[EXERCISE GOAL] Reproduce the records exactly.

▼

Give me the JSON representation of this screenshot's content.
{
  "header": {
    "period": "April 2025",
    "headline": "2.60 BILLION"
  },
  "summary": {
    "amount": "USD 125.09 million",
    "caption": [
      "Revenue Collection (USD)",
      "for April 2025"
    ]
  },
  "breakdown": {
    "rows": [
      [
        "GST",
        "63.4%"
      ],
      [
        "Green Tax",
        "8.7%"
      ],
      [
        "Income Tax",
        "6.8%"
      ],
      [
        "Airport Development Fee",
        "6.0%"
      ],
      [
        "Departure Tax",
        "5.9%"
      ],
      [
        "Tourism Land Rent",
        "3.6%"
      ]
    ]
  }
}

▲

[FINISHED EXERCISE]
Give me the JSON representation of this screenshot's content.
{
  "header": {
    "period": "April 2025",
    "headline": "2.60 BILLION"
  },
  "summary": {
    "amount": "USD 125.09 million",
    "caption": [
      "Revenue Collection (USD)",
      "for April 2025"
    ]
  },
  "breakdown": {
    "rows": [
      [
        "GST",
        "63.4%"
      ],
      [
        "Green Tax",
        "8.7%"
      ],
      [
        "Income Tax",
        "6.8%"
      ],
      [
        "Airport Development Fee",
        "6.0%"
      ],
      [
        "Departure Tax",
        "5.9%"
      ],
      [
        "Tourism Land Rent",
        "3.6%"
      ]
    ]
  }
}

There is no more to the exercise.